> _EXERCISE AIM_
Reproduce the data exactly.

> _EXCERPTED RECORDS_
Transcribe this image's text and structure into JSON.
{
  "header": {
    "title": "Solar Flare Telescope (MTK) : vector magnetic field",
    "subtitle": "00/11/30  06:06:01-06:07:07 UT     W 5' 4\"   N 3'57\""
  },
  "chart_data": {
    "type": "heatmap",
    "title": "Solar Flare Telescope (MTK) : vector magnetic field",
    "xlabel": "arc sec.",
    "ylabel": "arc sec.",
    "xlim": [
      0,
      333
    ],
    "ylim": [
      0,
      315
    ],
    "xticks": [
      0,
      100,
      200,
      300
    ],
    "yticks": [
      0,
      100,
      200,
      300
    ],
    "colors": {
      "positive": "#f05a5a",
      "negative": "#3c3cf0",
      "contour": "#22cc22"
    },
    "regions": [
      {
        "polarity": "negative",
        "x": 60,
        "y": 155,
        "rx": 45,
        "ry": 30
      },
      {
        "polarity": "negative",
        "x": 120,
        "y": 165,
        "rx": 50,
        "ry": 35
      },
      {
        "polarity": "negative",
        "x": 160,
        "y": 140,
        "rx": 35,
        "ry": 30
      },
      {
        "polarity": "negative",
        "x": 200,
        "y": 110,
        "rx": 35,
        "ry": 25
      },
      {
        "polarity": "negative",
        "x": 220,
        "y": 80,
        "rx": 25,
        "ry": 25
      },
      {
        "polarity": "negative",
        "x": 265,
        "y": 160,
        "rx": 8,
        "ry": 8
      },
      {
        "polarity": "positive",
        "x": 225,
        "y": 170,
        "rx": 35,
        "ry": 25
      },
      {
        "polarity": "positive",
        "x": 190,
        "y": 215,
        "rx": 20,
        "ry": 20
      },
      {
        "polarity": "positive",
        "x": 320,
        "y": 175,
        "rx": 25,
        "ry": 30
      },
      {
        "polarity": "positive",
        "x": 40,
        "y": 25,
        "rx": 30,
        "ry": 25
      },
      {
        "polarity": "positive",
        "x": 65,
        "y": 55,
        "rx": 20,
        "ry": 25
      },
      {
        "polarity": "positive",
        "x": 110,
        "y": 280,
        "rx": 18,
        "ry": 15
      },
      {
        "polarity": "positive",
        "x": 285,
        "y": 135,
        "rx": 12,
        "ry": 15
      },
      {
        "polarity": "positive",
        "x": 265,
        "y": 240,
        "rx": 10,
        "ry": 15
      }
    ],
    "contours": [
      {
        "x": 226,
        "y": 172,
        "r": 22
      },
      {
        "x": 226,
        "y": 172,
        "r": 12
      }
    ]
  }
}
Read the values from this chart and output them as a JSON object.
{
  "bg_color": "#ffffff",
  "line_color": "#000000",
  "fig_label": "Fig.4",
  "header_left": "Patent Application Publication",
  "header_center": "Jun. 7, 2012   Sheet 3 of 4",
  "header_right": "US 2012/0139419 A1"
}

> _CORRECT RESULT_
Transcribe this image's text and structure into JSON.
{
  "header": {
    "title": "Solar Flare Telescope (MTK) : vector magnetic field",
    "subtitle": "00/11/30  06:06:01-06:07:07 UT     W 5' 4\"   N 3'57\""
  },
  "chart_data": {
    "type": "heatmap",
    "title": "Solar Flare Telescope (MTK) : vector magnetic field",
    "xlabel": "arc sec.",
    "ylabel": "arc sec.",
    "xlim": [
      0,
      333
    ],
    "ylim": [
      0,
      315
    ],
    "xticks": [
      0,
      100,
      200,
      300
    ],
    "yticks": [
      0,
      100,
      200,
      300
    ],
    "colors": {
      "positive": "#f05a5a",
      "negative": "#3c3cf0",
      "contour": "#22cc22"
    },
    "regions": [
      {
        "polarity": "negative",
        "x": 60,
        "y": 155,
        "rx": 45,
        "ry": 30
      },
      {
        "polarity": "negative",
        "x": 120,
        "y": 165,
        "rx": 50,
        "ry": 35
      },
      {
        "polarity": "negative",
        "x": 160,
        "y": 140,
        "rx": 35,
        "ry": 30
      },
      {
        "polarity": "negative",
        "x": 200,
        "y": 110,
        "rx": 35,
        "ry": 25
      },
      {
        "polarity": "negative",
        "x": 220,
        "y": 80,
        "rx": 25,
        "ry": 25
      },
      {
        "polarity": "negative",
        "x": 265,
        "y": 160,
        "rx": 8,
        "ry": 8
      },
      {
        "polarity": "positive",
        "x": 225,
        "y": 170,
        "rx": 35,
        "ry": 25
      },
      {
        "polarity": "positive",
        "x": 190,
        "y": 215,
        "rx": 20,
        "ry": 20
      },
      {
        "polarity": "positive",
        "x": 320,
        "y": 175,
        "rx": 25,
        "ry": 30
      },
      {
        "polarity": "positive",
        "x": 40,
        "y": 25,
        "rx": 30,
        "ry": 25
      },
      {
        "polarity": "positive",
        "x": 65,
        "y": 55,
        "rx": 20,
        "ry": 25
      },
      {
        "polarity": "positive",
        "x": 110,
        "y": 280,
        "rx": 18,
        "ry": 15
      },
      {
        "polarity": "positive",
        "x": 285,
        "y": 135,
        "rx": 12,
        "ry": 15
      },
      {
        "polarity": "positive",
        "x": 265,
        "y": 240,
        "rx": 10,
        "ry": 15
      }
    ],
    "contours": [
      {
        "x": 226,
        "y": 172,
        "r": 22
      },
      {
        "x": 226,
        "y": 172,
        "r": 12
      }
    ]
  }
}
Read the values from this chart and output them as a JSON object.
{
  "bg_color": "#ffffff",
  "line_color": "#000000",
  "fig_label": "Fig.4",
  "header_left": "Patent Application Publication",
  "header_center": "Jun. 7, 2012   Sheet 3 of 4",
  "header_right": "US 2012/0139419 A1"
}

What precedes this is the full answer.